_OBJECTIVE_.
Your task is to print all of the material verbatim.
□ □ □ □ □
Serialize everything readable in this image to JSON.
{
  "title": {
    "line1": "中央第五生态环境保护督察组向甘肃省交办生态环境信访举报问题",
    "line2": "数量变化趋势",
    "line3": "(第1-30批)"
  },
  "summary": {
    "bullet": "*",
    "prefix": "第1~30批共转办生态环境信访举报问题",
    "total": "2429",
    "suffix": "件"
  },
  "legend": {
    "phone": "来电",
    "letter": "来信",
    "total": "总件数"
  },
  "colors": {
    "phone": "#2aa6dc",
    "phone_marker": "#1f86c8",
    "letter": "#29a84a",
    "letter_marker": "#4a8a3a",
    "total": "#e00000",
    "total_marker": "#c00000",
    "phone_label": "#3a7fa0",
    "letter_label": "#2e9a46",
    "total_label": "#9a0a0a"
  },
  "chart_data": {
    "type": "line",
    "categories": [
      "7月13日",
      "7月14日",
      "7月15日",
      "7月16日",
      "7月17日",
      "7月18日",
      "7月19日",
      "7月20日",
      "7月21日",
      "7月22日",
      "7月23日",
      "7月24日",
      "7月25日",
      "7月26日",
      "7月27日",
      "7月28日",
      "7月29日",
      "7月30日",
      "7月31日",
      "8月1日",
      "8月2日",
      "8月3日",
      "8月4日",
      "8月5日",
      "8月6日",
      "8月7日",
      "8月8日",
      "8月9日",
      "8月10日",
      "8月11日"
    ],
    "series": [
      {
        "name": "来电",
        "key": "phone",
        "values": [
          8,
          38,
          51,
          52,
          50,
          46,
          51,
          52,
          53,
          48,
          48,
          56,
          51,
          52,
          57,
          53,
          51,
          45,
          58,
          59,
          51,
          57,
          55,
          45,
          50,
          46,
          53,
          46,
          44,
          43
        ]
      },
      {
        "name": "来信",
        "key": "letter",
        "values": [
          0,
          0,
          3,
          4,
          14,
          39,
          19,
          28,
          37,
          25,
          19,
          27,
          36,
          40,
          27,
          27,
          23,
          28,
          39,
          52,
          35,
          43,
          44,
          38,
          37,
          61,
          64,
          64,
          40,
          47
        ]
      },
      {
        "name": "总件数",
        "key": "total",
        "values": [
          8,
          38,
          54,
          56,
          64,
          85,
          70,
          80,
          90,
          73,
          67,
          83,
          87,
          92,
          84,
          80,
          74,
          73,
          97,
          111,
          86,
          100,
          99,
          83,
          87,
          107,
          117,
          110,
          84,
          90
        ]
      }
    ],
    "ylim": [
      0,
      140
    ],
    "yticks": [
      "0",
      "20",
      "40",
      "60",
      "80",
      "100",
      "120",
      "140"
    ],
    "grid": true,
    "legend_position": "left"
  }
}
□ □ □ □ □
_EXERCISE OUTPUT_.
Serialize everything readable in this image to JSON.
{
  "title": {
    "line1": "中央第五生态环境保护督察组向甘肃省交办生态环境信访举报问题",
    "line2": "数量变化趋势",
    "line3": "(第1-30批)"
  },
  "summary": {
    "bullet": "*",
    "prefix": "第1~30批共转办生态环境信访举报问题",
    "total": "2429",
    "suffix": "件"
  },
  "legend": {
    "phone": "来电",
    "letter": "来信",
    "total": "总件数"
  },
  "colors": {
    "phone": "#2aa6dc",
    "phone_marker": "#1f86c8",
    "letter": "#29a84a",
    "letter_marker": "#4a8a3a",
    "total": "#e00000",
    "total_marker": "#c00000",
    "phone_label": "#3a7fa0",
    "letter_label": "#2e9a46",
    "total_label": "#9a0a0a"
  },
  "chart_data": {
    "type": "line",
    "categories": [
      "7月13日",
      "7月14日",
      "7月15日",
      "7月16日",
      "7月17日",
      "7月18日",
      "7月19日",
      "7月20日",
      "7月21日",
      "7月22日",
      "7月23日",
      "7月24日",
      "7月25日",
      "7月26日",
      "7月27日",
      "7月28日",
      "7月29日",
      "7月30日",
      "7月31日",
      "8月1日",
      "8月2日",
      "8月3日",
      "8月4日",
      "8月5日",
      "8月6日",
      "8月7日",
      "8月8日",
      "8月9日",
      "8月10日",
      "8月11日"
    ],
    "series": [
      {
        "name": "来电",
        "key": "phone",
        "values": [
          8,
          38,
          51,
          52,
          50,
          46,
          51,
          52,
          53,
          48,
          48,
          56,
          51,
          52,
          57,
          53,
          51,
          45,
          58,
          59,
          51,
          57,
          55,
          45,
          50,
          46,
          53,
          46,
          44,
          43
        ]
      },
      {
        "name": "来信",
        "key": "letter",
        "values": [
          0,
          0,
          3,
          4,
          14,
          39,
          19,
          28,
          37,
          25,
          19,
          27,
          36,
          40,
          27,
          27,
          23,
          28,
          39,
          52,
          35,
          43,
          44,
          38,
          37,
          61,
          64,
          64,
          40,
          47
        ]
      },
      {
        "name": "总件数",
        "key": "total",
        "values": [
          8,
          38,
          54,
          56,
          64,
          85,
          70,
          80,
          90,
          73,
          67,
          83,
          87,
          92,
          84,
          80,
          74,
          73,
          97,
          111,
          86,
          100,
          99,
          83,
          87,
          107,
          117,
          110,
          84,
          90
        ]
      }
    ],
    "ylim": [
      0,
      140
    ],
    "yticks": [
      "0",
      "20",
      "40",
      "60",
      "80",
      "100",
      "120",
      "140"
    ],
    "grid": true,
    "legend_position": "left"
  }
}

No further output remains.